• **PROBLEM TO WORK ON**
Repeat each entry exactly and drop the pictures.

:: RECORDS SHOWN ::

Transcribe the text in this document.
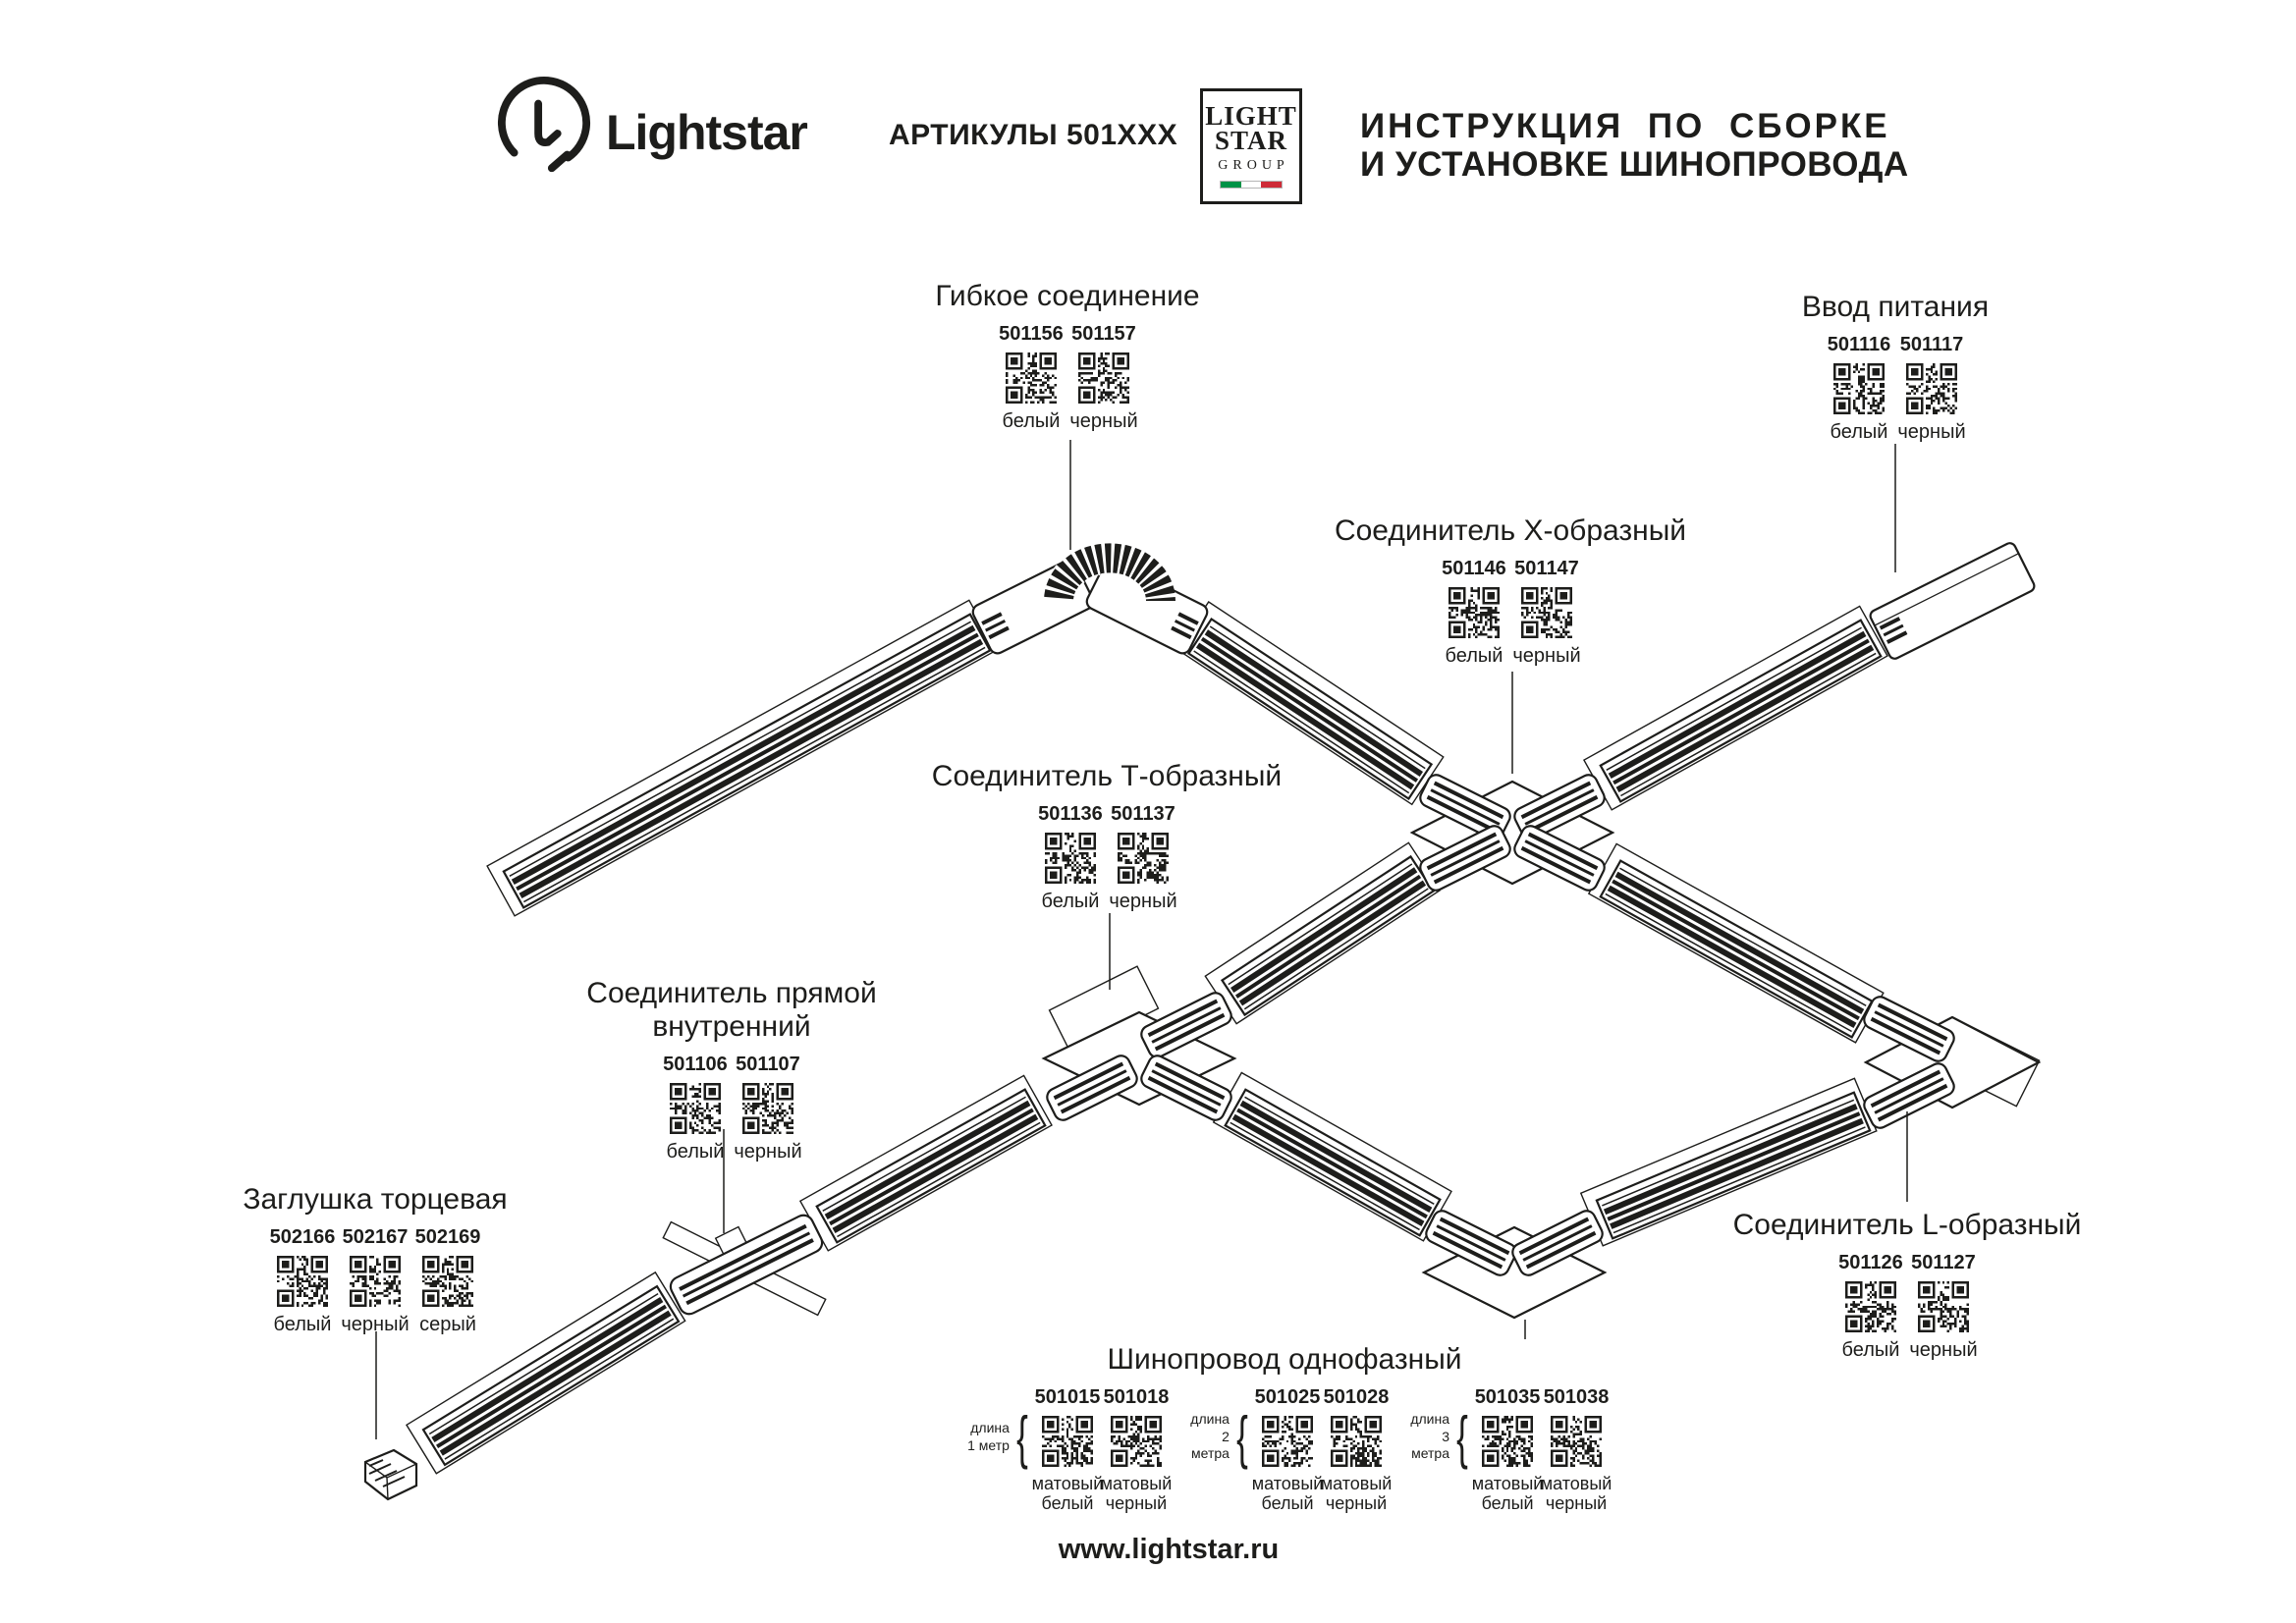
Lightstar	АРТИКУЛЫ 501XXX
LIGHT
STAR
GROUP
ИНСТРУКЦИЯ ПО СБОРКЕ
И УСТАНОВКЕ ШИНОПРОВОДА
Гибкое соединение
501156
белый
501157
черный
Ввод питания
501116
белый
501117
черный
Соединитель Х-образный
501146
белый
501147
черный
Соединитель Т-образный
501136
белый
501137
черный
Соединитель прямой внутренний
501106
белый
501107
черный
Заглушка торцевая
502166
белый
502167
черный
502169
серый
Соединитель L-образный
501126
белый
501127
черный
Шинопровод однофазный
длина 1 метр {
501015
матовый белый
501018
матовый черный
длина 2 метра {
501025
матовый белый
501028
матовый черный
длина 3 метра {
501035
матовый белый
501038
матовый черный
www.lightstar.ru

:::

• **SOLUTION FOR THIS EXERCISE**
Transcribe the text in this document.
Lightstar	АРТИКУЛЫ 501XXX
LIGHT
STAR
GROUP
ИНСТРУКЦИЯ ПО СБОРКЕ
И УСТАНОВКЕ ШИНОПРОВОДА
Гибкое соединение
501156
белый
501157
черный
Ввод питания
501116
белый
501117
черный
Соединитель Х-образный
501146
белый
501147
черный
Соединитель Т-образный
501136
белый
501137
черный
Соединитель прямой внутренний
501106
белый
501107
черный
Заглушка торцевая
502166
белый
502167
черный
502169
серый
Соединитель L-образный
501126
белый
501127
черный
Шинопровод однофазный
длина 1 метр {
501015
матовый белый
501018
матовый черный
длина 2 метра {
501025
матовый белый
501028
матовый черный
длина 3 метра {
501035
матовый белый
501038
матовый черный
www.lightstar.ru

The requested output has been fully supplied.